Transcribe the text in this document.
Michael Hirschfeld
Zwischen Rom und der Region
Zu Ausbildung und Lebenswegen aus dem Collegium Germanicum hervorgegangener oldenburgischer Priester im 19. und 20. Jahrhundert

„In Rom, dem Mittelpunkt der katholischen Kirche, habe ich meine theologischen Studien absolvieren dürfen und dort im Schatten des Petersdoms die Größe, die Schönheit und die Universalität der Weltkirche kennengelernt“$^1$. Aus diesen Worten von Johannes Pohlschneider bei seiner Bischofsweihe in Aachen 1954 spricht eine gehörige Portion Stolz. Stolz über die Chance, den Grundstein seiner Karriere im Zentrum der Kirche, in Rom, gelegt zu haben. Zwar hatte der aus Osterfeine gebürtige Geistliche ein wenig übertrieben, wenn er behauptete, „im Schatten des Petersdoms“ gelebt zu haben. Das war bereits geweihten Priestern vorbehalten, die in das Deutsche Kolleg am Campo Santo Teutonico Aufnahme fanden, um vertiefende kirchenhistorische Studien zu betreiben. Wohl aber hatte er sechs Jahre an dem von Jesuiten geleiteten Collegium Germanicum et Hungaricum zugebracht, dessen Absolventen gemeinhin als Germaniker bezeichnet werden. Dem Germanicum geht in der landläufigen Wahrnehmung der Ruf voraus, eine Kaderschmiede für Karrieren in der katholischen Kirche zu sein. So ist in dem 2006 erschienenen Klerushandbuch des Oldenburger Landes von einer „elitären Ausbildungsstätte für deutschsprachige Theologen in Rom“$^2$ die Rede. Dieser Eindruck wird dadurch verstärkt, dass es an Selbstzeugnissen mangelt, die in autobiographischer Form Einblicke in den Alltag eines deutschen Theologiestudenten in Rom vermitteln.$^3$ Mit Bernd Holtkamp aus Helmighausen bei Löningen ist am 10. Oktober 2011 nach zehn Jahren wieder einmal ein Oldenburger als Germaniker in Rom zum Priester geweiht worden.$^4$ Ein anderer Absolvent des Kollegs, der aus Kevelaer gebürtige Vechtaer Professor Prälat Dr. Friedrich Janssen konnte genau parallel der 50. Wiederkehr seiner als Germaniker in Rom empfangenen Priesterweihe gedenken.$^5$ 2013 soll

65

Task to complete: Each entry above is to be printed again exactly.

Written answer:
Transcribe the text in this document.
Michael Hirschfeld
Zwischen Rom und der Region
Zu Ausbildung und Lebenswegen aus dem Collegium Germanicum hervorgegangener oldenburgischer Priester im 19. und 20. Jahrhundert

„In Rom, dem Mittelpunkt der katholischen Kirche, habe ich meine theologischen Studien absolvieren dürfen und dort im Schatten des Petersdoms die Größe, die Schönheit und die Universalität der Weltkirche kennengelernt“$^1$. Aus diesen Worten von Johannes Pohlschneider bei seiner Bischofsweihe in Aachen 1954 spricht eine gehörige Portion Stolz. Stolz über die Chance, den Grundstein seiner Karriere im Zentrum der Kirche, in Rom, gelegt zu haben. Zwar hatte der aus Osterfeine gebürtige Geistliche ein wenig übertrieben, wenn er behauptete, „im Schatten des Petersdoms“ gelebt zu haben. Das war bereits geweihten Priestern vorbehalten, die in das Deutsche Kolleg am Campo Santo Teutonico Aufnahme fanden, um vertiefende kirchenhistorische Studien zu betreiben. Wohl aber hatte er sechs Jahre an dem von Jesuiten geleiteten Collegium Germanicum et Hungaricum zugebracht, dessen Absolventen gemeinhin als Germaniker bezeichnet werden. Dem Germanicum geht in der landläufigen Wahrnehmung der Ruf voraus, eine Kaderschmiede für Karrieren in der katholischen Kirche zu sein. So ist in dem 2006 erschienenen Klerushandbuch des Oldenburger Landes von einer „elitären Ausbildungsstätte für deutschsprachige Theologen in Rom“$^2$ die Rede. Dieser Eindruck wird dadurch verstärkt, dass es an Selbstzeugnissen mangelt, die in autobiographischer Form Einblicke in den Alltag eines deutschen Theologiestudenten in Rom vermitteln.$^3$ Mit Bernd Holtkamp aus Helmighausen bei Löningen ist am 10. Oktober 2011 nach zehn Jahren wieder einmal ein Oldenburger als Germaniker in Rom zum Priester geweiht worden.$^4$ Ein anderer Absolvent des Kollegs, der aus Kevelaer gebürtige Vechtaer Professor Prälat Dr. Friedrich Janssen konnte genau parallel der 50. Wiederkehr seiner als Germaniker in Rom empfangenen Priesterweihe gedenken.$^5$ 2013 soll

65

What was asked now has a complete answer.